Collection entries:

⁂

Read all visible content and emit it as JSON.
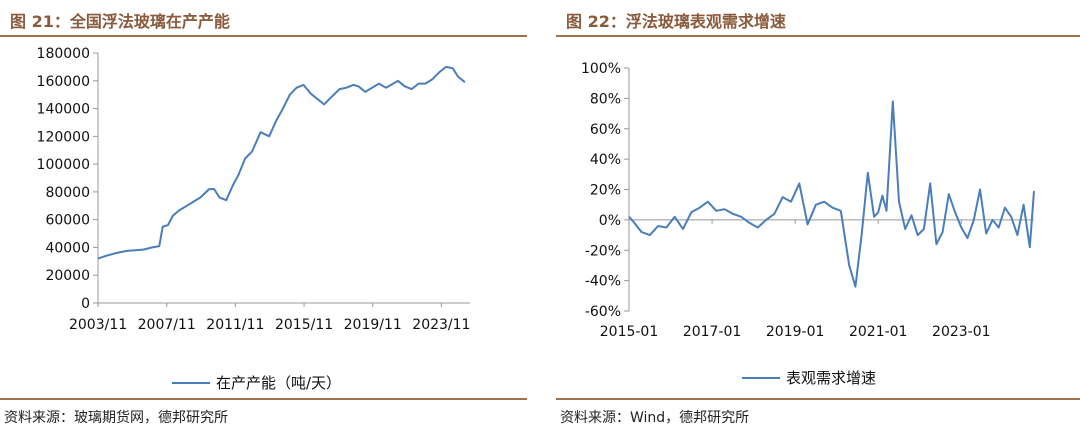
{
  "left": {
    "fig_title": "图 21：全国浮法玻璃在产产能",
    "source": "资料来源：玻璃期货网，德邦研究所",
    "color": "#4a7ebb",
    "chart_data": {
      "type": "line",
      "title": "全国浮法玻璃在产产能",
      "xlabel": "",
      "ylabel": "",
      "x_tick_labels": [
        "2003/11",
        "2007/11",
        "2011/11",
        "2015/11",
        "2019/11",
        "2023/11"
      ],
      "y_tick_labels": [
        "0",
        "20000",
        "40000",
        "60000",
        "80000",
        "100000",
        "120000",
        "140000",
        "160000",
        "180000"
      ],
      "ylim": [
        0,
        180000
      ],
      "xlim": [
        2003.83,
        2025.5
      ],
      "grid": false,
      "legend_position": "bottom",
      "series": [
        {
          "name": "在产产能（吨/天）",
          "x": [
            2003.83,
            2004.3,
            2004.9,
            2005.5,
            2006.0,
            2006.5,
            2007.0,
            2007.4,
            2007.6,
            2007.9,
            2008.2,
            2008.6,
            2009.0,
            2009.4,
            2009.8,
            2010.3,
            2010.6,
            2010.9,
            2011.3,
            2011.7,
            2012.0,
            2012.4,
            2012.8,
            2013.3,
            2013.8,
            2014.2,
            2014.6,
            2015.0,
            2015.4,
            2015.8,
            2016.2,
            2016.6,
            2017.0,
            2017.4,
            2017.9,
            2018.3,
            2018.7,
            2019.0,
            2019.4,
            2019.8,
            2020.2,
            2020.6,
            2020.9,
            2021.3,
            2021.7,
            2022.1,
            2022.5,
            2022.9,
            2023.3,
            2023.7,
            2024.1,
            2024.5,
            2024.8,
            2025.2
          ],
          "values": [
            32000,
            34000,
            36000,
            37500,
            38000,
            38500,
            40000,
            41000,
            55000,
            56000,
            63000,
            67000,
            70000,
            73000,
            76000,
            82000,
            82000,
            76000,
            74000,
            85000,
            92000,
            104000,
            109000,
            123000,
            120000,
            131000,
            140000,
            150000,
            155000,
            157000,
            151000,
            147000,
            143000,
            148000,
            154000,
            155000,
            157000,
            156000,
            152000,
            155000,
            158000,
            155000,
            157000,
            160000,
            156000,
            154000,
            158000,
            158000,
            161000,
            166000,
            170000,
            169000,
            163000,
            159000
          ]
        }
      ]
    }
  },
  "right": {
    "fig_title": "图 22：浮法玻璃表观需求增速",
    "source": "资料来源：Wind，德邦研究所",
    "color": "#4a7ebb",
    "chart_data": {
      "type": "line",
      "title": "浮法玻璃表观需求增速",
      "xlabel": "",
      "ylabel": "",
      "x_tick_labels": [
        "2015-01",
        "2017-01",
        "2019-01",
        "2021-01",
        "2023-01"
      ],
      "y_tick_labels": [
        "-60%",
        "-40%",
        "-20%",
        "0%",
        "20%",
        "40%",
        "60%",
        "80%",
        "100%"
      ],
      "ylim": [
        -0.6,
        1.0
      ],
      "xlim": [
        2015.0,
        2024.75
      ],
      "grid": false,
      "legend_position": "bottom",
      "series": [
        {
          "name": "表观需求增速",
          "x": [
            2015.0,
            2015.1,
            2015.3,
            2015.5,
            2015.7,
            2015.9,
            2016.1,
            2016.3,
            2016.5,
            2016.7,
            2016.9,
            2017.1,
            2017.3,
            2017.5,
            2017.7,
            2017.9,
            2018.1,
            2018.3,
            2018.5,
            2018.7,
            2018.9,
            2019.1,
            2019.3,
            2019.5,
            2019.7,
            2019.9,
            2020.1,
            2020.3,
            2020.45,
            2020.6,
            2020.75,
            2020.9,
            2021.0,
            2021.1,
            2021.2,
            2021.35,
            2021.5,
            2021.65,
            2021.8,
            2021.95,
            2022.1,
            2022.25,
            2022.4,
            2022.55,
            2022.7,
            2022.85,
            2023.0,
            2023.15,
            2023.3,
            2023.45,
            2023.6,
            2023.75,
            2023.9,
            2024.05,
            2024.2,
            2024.35,
            2024.5,
            2024.65,
            2024.75
          ],
          "values": [
            0.02,
            -0.01,
            -0.08,
            -0.1,
            -0.04,
            -0.05,
            0.02,
            -0.06,
            0.05,
            0.08,
            0.12,
            0.06,
            0.07,
            0.04,
            0.02,
            -0.02,
            -0.05,
            0.0,
            0.04,
            0.15,
            0.12,
            0.24,
            -0.03,
            0.1,
            0.12,
            0.08,
            0.06,
            -0.3,
            -0.44,
            -0.1,
            0.31,
            0.02,
            0.05,
            0.16,
            0.06,
            0.78,
            0.12,
            -0.06,
            0.03,
            -0.1,
            -0.06,
            0.24,
            -0.16,
            -0.08,
            0.17,
            0.05,
            -0.05,
            -0.12,
            0.0,
            0.2,
            -0.09,
            0.0,
            -0.05,
            0.08,
            0.02,
            -0.1,
            0.1,
            -0.18,
            0.19
          ]
        }
      ]
    }
  }
}
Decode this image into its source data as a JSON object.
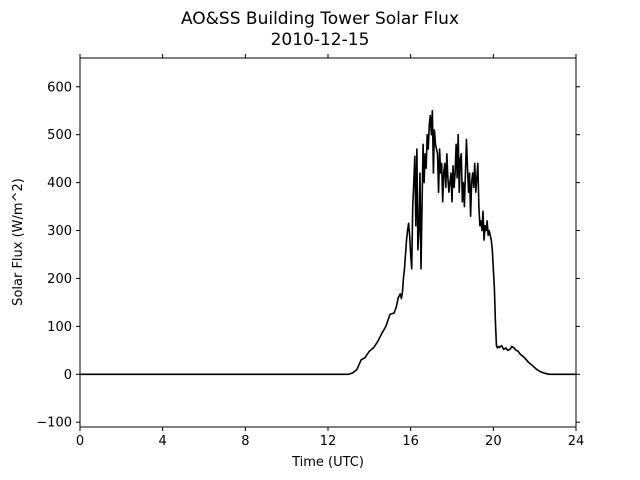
{
  "chart_data": {
    "type": "line",
    "title": "AO&SS Building Tower Solar Flux",
    "subtitle": "2010-12-15",
    "xlabel": "Time (UTC)",
    "ylabel": "Solar Flux (W/m^2)",
    "xlim": [
      0,
      24
    ],
    "ylim": [
      -110,
      660
    ],
    "xticks": [
      0,
      4,
      8,
      12,
      16,
      20,
      24
    ],
    "xtick_labels": [
      "0",
      "4",
      "8",
      "12",
      "16",
      "20",
      "24"
    ],
    "yticks": [
      -100,
      0,
      100,
      200,
      300,
      400,
      500,
      600
    ],
    "ytick_labels": [
      "−100",
      "0",
      "100",
      "200",
      "300",
      "400",
      "500",
      "600"
    ],
    "grid": false,
    "line_color": "#000000",
    "series": [
      {
        "x": [
          0,
          12.9,
          13.0,
          13.2,
          13.4,
          13.6,
          13.8,
          13.9,
          14.0,
          14.2,
          14.4,
          14.6,
          14.8,
          15.0,
          15.2,
          15.3,
          15.4,
          15.5,
          15.55,
          15.6,
          15.65,
          15.7,
          15.75,
          15.8,
          15.85,
          15.9,
          15.95,
          16.0,
          16.05,
          16.1,
          16.15,
          16.2,
          16.25,
          16.3,
          16.35,
          16.4,
          16.45,
          16.5,
          16.55,
          16.6,
          16.65,
          16.7,
          16.75,
          16.8,
          16.85,
          16.9,
          16.95,
          17.0,
          17.05,
          17.1,
          17.15,
          17.2,
          17.25,
          17.3,
          17.35,
          17.4,
          17.45,
          17.5,
          17.55,
          17.6,
          17.65,
          17.7,
          17.75,
          17.8,
          17.85,
          17.9,
          17.95,
          18.0,
          18.05,
          18.1,
          18.15,
          18.2,
          18.25,
          18.3,
          18.35,
          18.4,
          18.45,
          18.5,
          18.55,
          18.6,
          18.65,
          18.7,
          18.75,
          18.8,
          18.85,
          18.9,
          18.95,
          19.0,
          19.05,
          19.1,
          19.15,
          19.2,
          19.25,
          19.3,
          19.35,
          19.4,
          19.45,
          19.5,
          19.55,
          19.6,
          19.65,
          19.7,
          19.75,
          19.8,
          19.85,
          19.9,
          19.95,
          20.0,
          20.05,
          20.1,
          20.15,
          20.2,
          20.25,
          20.3,
          20.4,
          20.5,
          20.6,
          20.7,
          20.8,
          20.9,
          21.0,
          21.1,
          21.2,
          21.3,
          21.5,
          21.7,
          21.9,
          22.1,
          22.3,
          22.5,
          22.7,
          23.0,
          23.5,
          24.0
        ],
        "y": [
          0,
          0,
          0,
          3,
          10,
          30,
          35,
          42,
          48,
          55,
          68,
          85,
          100,
          125,
          128,
          140,
          160,
          168,
          158,
          170,
          200,
          220,
          250,
          280,
          300,
          315,
          290,
          250,
          220,
          350,
          400,
          455,
          310,
          470,
          260,
          300,
          420,
          220,
          350,
          480,
          400,
          460,
          430,
          500,
          470,
          520,
          540,
          500,
          550,
          420,
          510,
          480,
          470,
          460,
          380,
          470,
          420,
          440,
          360,
          420,
          440,
          390,
          460,
          410,
          380,
          400,
          420,
          360,
          435,
          390,
          420,
          480,
          410,
          500,
          380,
          450,
          460,
          360,
          400,
          350,
          420,
          490,
          430,
          380,
          420,
          330,
          400,
          420,
          390,
          440,
          380,
          410,
          440,
          350,
          310,
          320,
          300,
          340,
          280,
          310,
          300,
          320,
          290,
          300,
          290,
          280,
          260,
          220,
          180,
          110,
          60,
          55,
          58,
          56,
          60,
          52,
          55,
          50,
          52,
          58,
          55,
          50,
          48,
          42,
          35,
          25,
          18,
          10,
          5,
          2,
          0,
          0,
          0,
          0
        ]
      }
    ]
  }
}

⁂

EXERCISE DIRECTIONS: Using the listing above, pull out all lines that hold the word "德邦研究所".

CORRECT OUTPUT:
    "source": "资料来源：玻璃期货网，德邦研究所",
    "source": "资料来源：Wind，德邦研究所",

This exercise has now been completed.